WORK REQUIRED >>
Tell how many lines in the data below hold the string "Engineering"; give nothing but the number.

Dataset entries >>
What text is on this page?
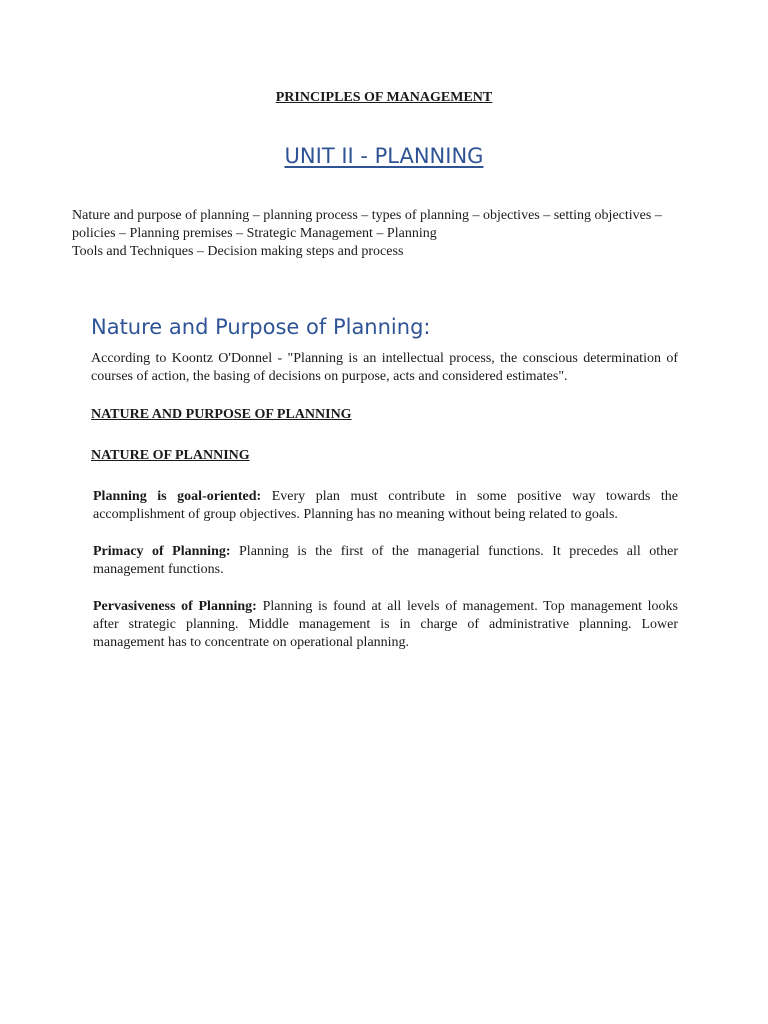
PRINCIPLES OF MANAGEMENT
UNIT II - PLANNING
Nature and purpose of planning – planning process – types of planning – objectives – setting objectives –
policies – Planning premises – Strategic Management – Planning
Tools and Techniques – Decision making steps and process
Nature and Purpose of Planning:

According to Koontz O'Donnel - "Planning is an intellectual process, the conscious determination of courses of action, the basing of decisions on purpose, acts and considered estimates".

NATURE AND PURPOSE OF PLANNING

NATURE OF PLANNING

Planning is goal-oriented: Every plan must contribute in some positive way towards the accomplishment of group objectives. Planning has no meaning without being related to goals.

Primacy of Planning: Planning is the first of the managerial functions. It precedes all other management functions.

Pervasiveness of Planning: Planning is found at all levels of management. Top management looks after strategic planning. Middle management is in charge of administrative planning. Lower management has to concentrate on operational planning.
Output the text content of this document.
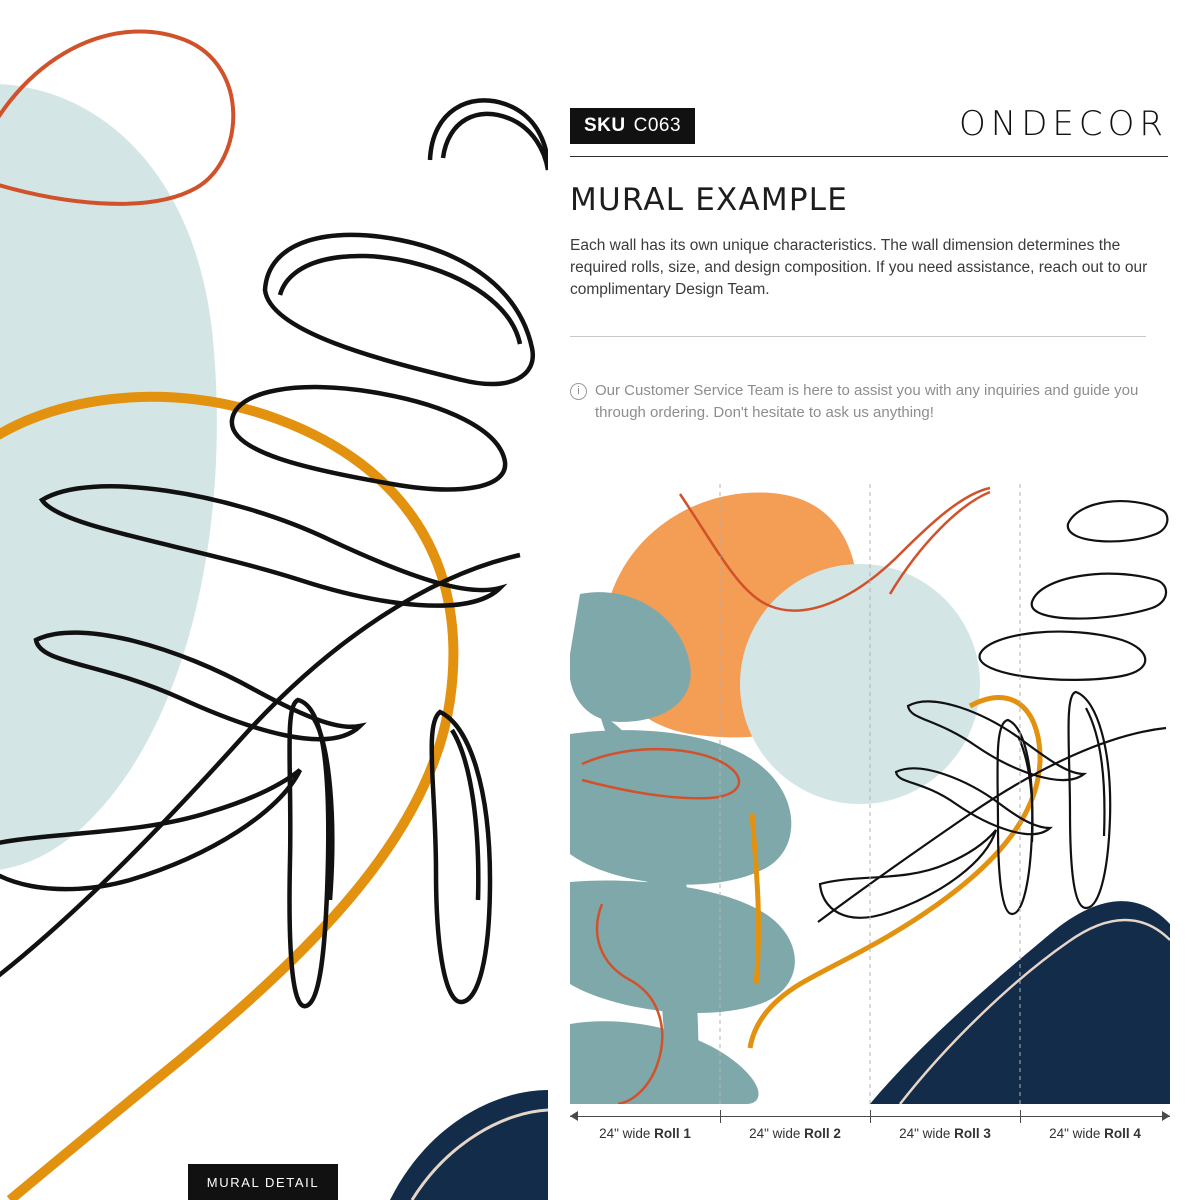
MURAL DETAIL
SKU C063	ONDECOR
MURAL EXAMPLE
Each wall has its own unique characteristics. The wall dimension determines the required rolls, size, and design composition. If you need assistance, reach out to our complimentary Design Team.
i	Our Customer Service Team is here to assist you with any inquiries and guide you through ordering. Don't hesitate to ask us anything!
24" wide Roll 1	24" wide Roll 2	24" wide Roll 3	24" wide Roll 4
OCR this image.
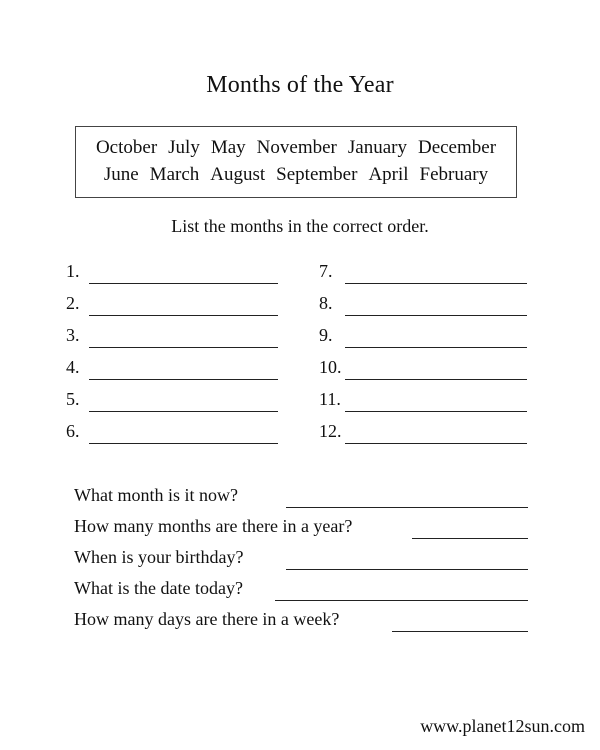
Months of the Year
October July May November January December
June March August September April February
List the months in the correct order.
1.
2.
3.
4.
5.
6.
7.
8.
9.
10.
11.
12.
What month is it now?
How many months are there in a year?
When is your birthday?
What is the date today?
How many days are there in a week?
www.planet12sun.com
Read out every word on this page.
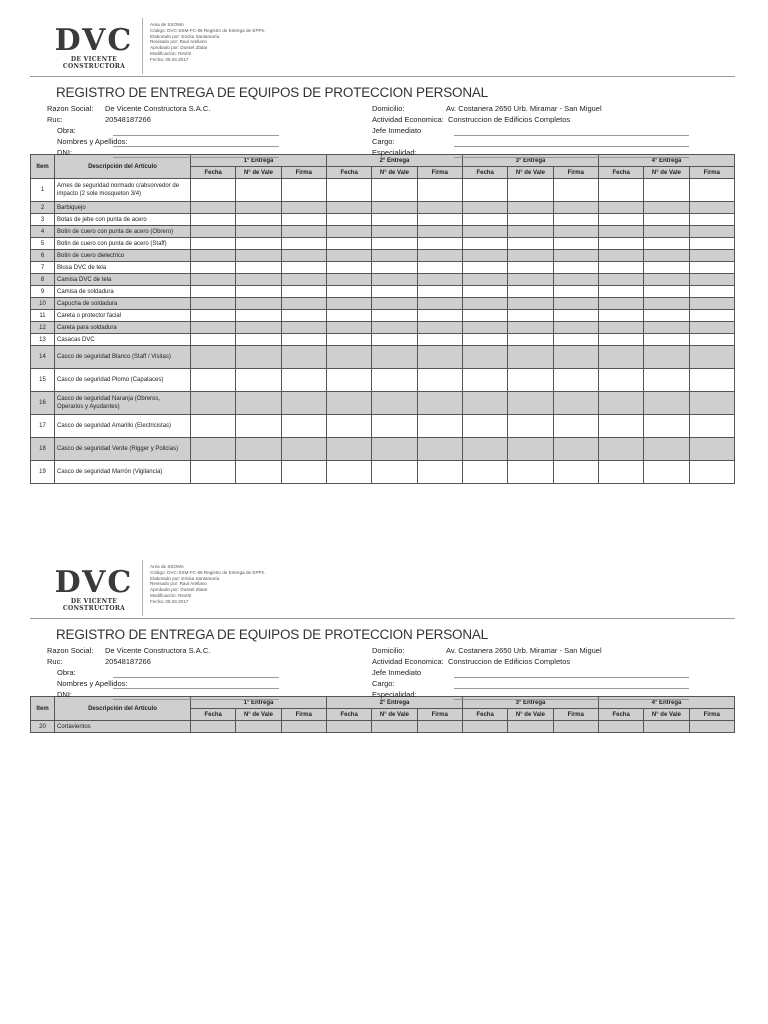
DVC
DE VICENTE CONSTRUCTORA
Area de SSOMA
Código: DVC-SSM-FC-66 Registro de Entrega de EPPs.
Elaborado por: Ericka Santamaría
Revisado por: Raul Arellano
Aprobado por: Dussel Zlatar
Modificación: Rev02
Fecha: 05.03.2017
REGISTRO DE ENTREGA DE EQUIPOS DE PROTECCION PERSONAL
Razon Social: De Vicente Constructora S.A.C.
Ruc:	20548187266
Obra:
Nombres y Apellidos:
DNI:
Domicilio:	Av. Costanera 2650 Urb. Miramar - San Miguel
Actividad Economica: Construccion de Edificios Completos
Jefe Inmediato
Cargo:
Especialidad:
Item	Descripción del Artículo	1° Entrega			2° Entrega			3° Entrega			4° Entrega		
		Fecha	N° de Vale	Firma	Fecha	N° de Vale	Firma	Fecha	N° de Vale	Firma	Fecha	N° de Vale	Firma
1	Arnes de seguridad normado c/absorvedor de impacto (2 sole mosqueton 3/4)												
2	Barbiquejo												
3	Botas de jebe con punta de acero												
4	Botin de cuero con punta de acero (Obrero)												
5	Botin de cuero con punta de acero (Staff)												
6	Botin de cuero dielectrico												
7	Blusa DVC de tela												
8	Camisa DVC de tela												
9	Camisa de soldadura												
10	Capucha de soldadura												
11	Careta o protector facial												
12	Careta para soldadura												
13	Casacas DVC												
14	Casco de seguridad Blanco (Staff / Visitas)												
15	Casco de seguridad Plomo (Capataces)												
16	Casco de seguridad Naranja (Obreros, Operarios y Ayudantes)												
17	Casco de seguridad Amarillo (Electricistas)												
18	Casco de seguridad Verde (Rigger y Policias)												
19	Casco de seguridad Marrón (Vigilancia)												
DVC
DE VICENTE CONSTRUCTORA
Area de SSOMA
Código: DVC-SSM-FC-66 Registro de Entrega de EPPs.
Elaborado por: Ericka Santamaría
Revisado por: Raul Arellano
Aprobado por: Dussel Zlatar
Modificación: Rev02
Fecha: 05.03.2017
REGISTRO DE ENTREGA DE EQUIPOS DE PROTECCION PERSONAL
Razon Social: De Vicente Constructora S.A.C.
Ruc:	20548187266
Obra:
Nombres y Apellidos:
DNI:
Domicilio:	Av. Costanera 2650 Urb. Miramar - San Miguel
Actividad Economica: Construccion de Edificios Completos
Jefe Inmediato
Cargo:
Especialidad:
Item	Descripción del Artículo	1° Entrega			2° Entrega			3° Entrega			4° Entrega		
		Fecha	N° de Vale	Firma	Fecha	N° de Vale	Firma	Fecha	N° de Vale	Firma	Fecha	N° de Vale	Firma
20	Cortavientos												
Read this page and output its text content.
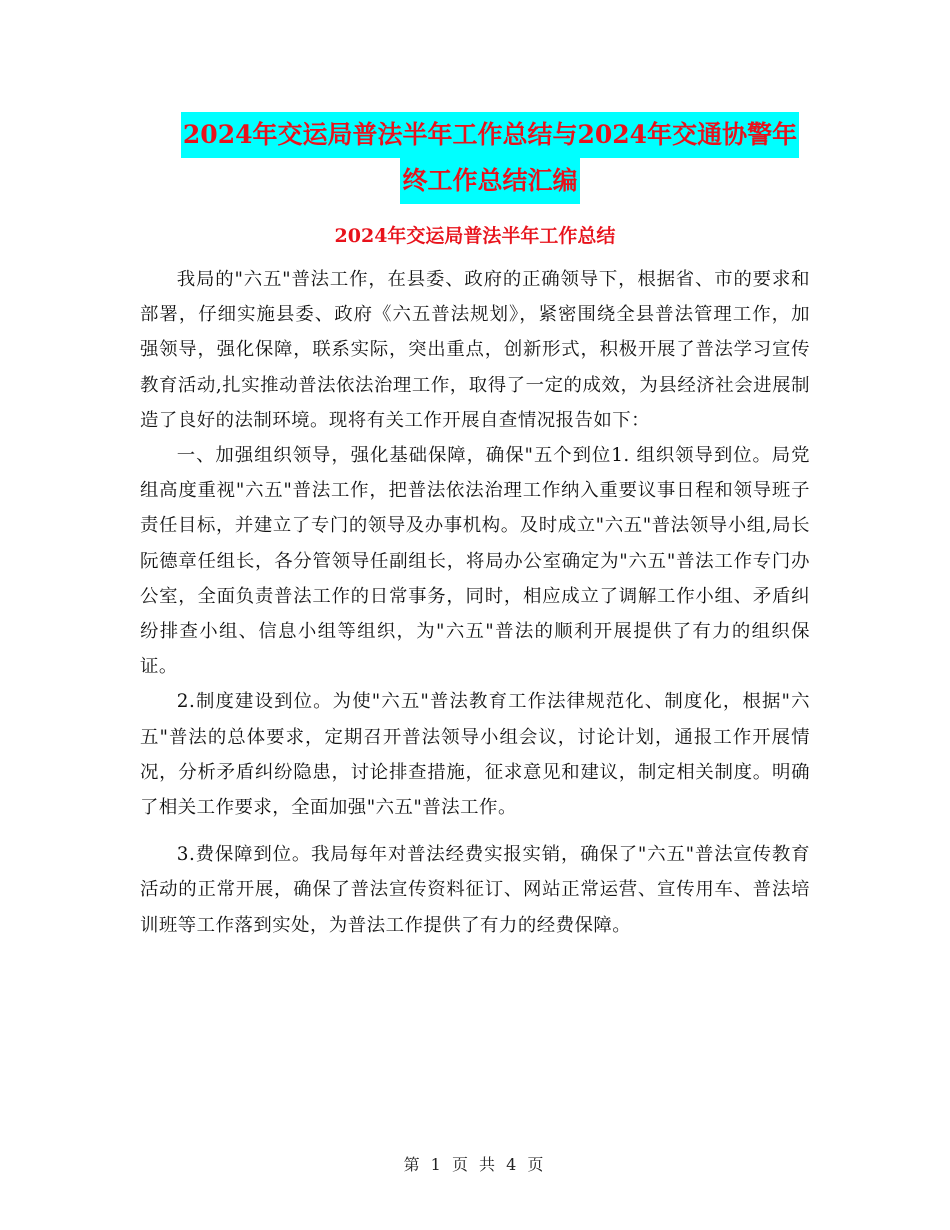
2024年交运局普法半年工作总结与2024年交通协警年
终工作总结汇编
2024年交运局普法半年工作总结

我局的"六五"普法工作，在县委、政府的正确领导下，根据省、市的要求和部署，仔细实施县委、政府《六五普法规划》，紧密围绕全县普法管理工作，加强领导，强化保障，联系实际，突出重点，创新形式，积极开展了普法学习宣传教育活动,扎实推动普法依法治理工作，取得了一定的成效，为县经济社会进展制造了良好的法制环境。现将有关工作开展自查情况报告如下：

一、加强组织领导，强化基础保障，确保"五个到位1. 组织领导到位。局党组高度重视"六五"普法工作，把普法依法治理工作纳入重要议事日程和领导班子责任目标，并建立了专门的领导及办事机构。及时成立"六五"普法领导小组,局长阮德章任组长，各分管领导任副组长，将局办公室确定为"六五"普法工作专门办公室，全面负责普法工作的日常事务，同时，相应成立了调解工作小组、矛盾纠纷排查小组、信息小组等组织，为"六五"普法的顺利开展提供了有力的组织保证。

2.制度建设到位。为使"六五"普法教育工作法律规范化、制度化，根据"六五"普法的总体要求，定期召开普法领导小组会议，讨论计划，通报工作开展情况，分析矛盾纠纷隐患，讨论排查措施，征求意见和建议，制定相关制度。明确了相关工作要求，全面加强"六五"普法工作。

3.费保障到位。我局每年对普法经费实报实销，确保了"六五"普法宣传教育活动的正常开展，确保了普法宣传资料征订、网站正常运营、宣传用车、普法培训班等工作落到实处，为普法工作提供了有力的经费保障。

第 1 页 共 4 页
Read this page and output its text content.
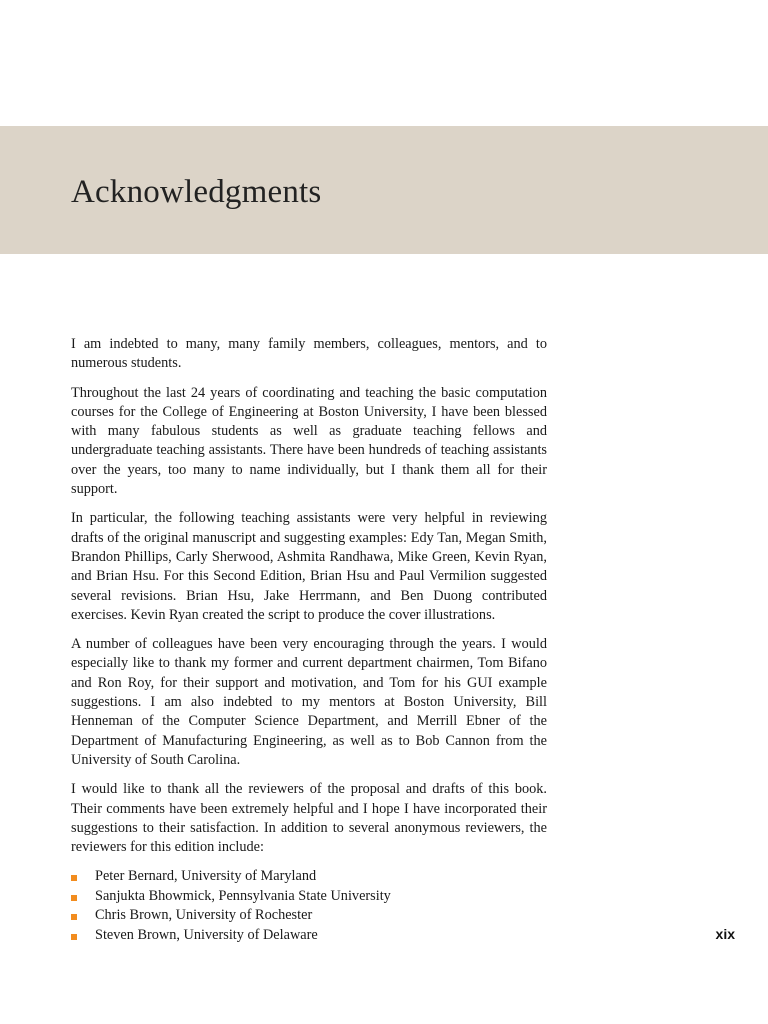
Acknowledgments

I am indebted to many, many family members, colleagues, mentors, and to numerous students.

Throughout the last 24 years of coordinating and teaching the basic computation courses for the College of Engineering at Boston University, I have been blessed with many fabulous students as well as graduate teaching fellows and undergraduate teaching assistants. There have been hundreds of teaching assistants over the years, too many to name individually, but I thank them all for their support.

In particular, the following teaching assistants were very helpful in reviewing drafts of the original manuscript and suggesting examples: Edy Tan, Megan Smith, Brandon Phillips, Carly Sherwood, Ashmita Randhawa, Mike Green, Kevin Ryan, and Brian Hsu. For this Second Edition, Brian Hsu and Paul Vermilion suggested several revisions. Brian Hsu, Jake Herrmann, and Ben Duong contributed exercises. Kevin Ryan created the script to produce the cover illustrations.

A number of colleagues have been very encouraging through the years. I would especially like to thank my former and current department chairmen, Tom Bifano and Ron Roy, for their support and motivation, and Tom for his GUI example suggestions. I am also indebted to my mentors at Boston University, Bill Henneman of the Computer Science Department, and Merrill Ebner of the Department of Manufacturing Engineering, as well as to Bob Cannon from the University of South Carolina.

I would like to thank all the reviewers of the proposal and drafts of this book. Their comments have been extremely helpful and I hope I have incorporated their suggestions to their satisfaction. In addition to several anonymous reviewers, the reviewers for this edition include:

Peter Bernard, University of Maryland
Sanjukta Bhowmick, Pennsylvania State University
Chris Brown, University of Rochester
Steven Brown, University of Delaware	xix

RESULT FOR THIS EXERCISE >>
2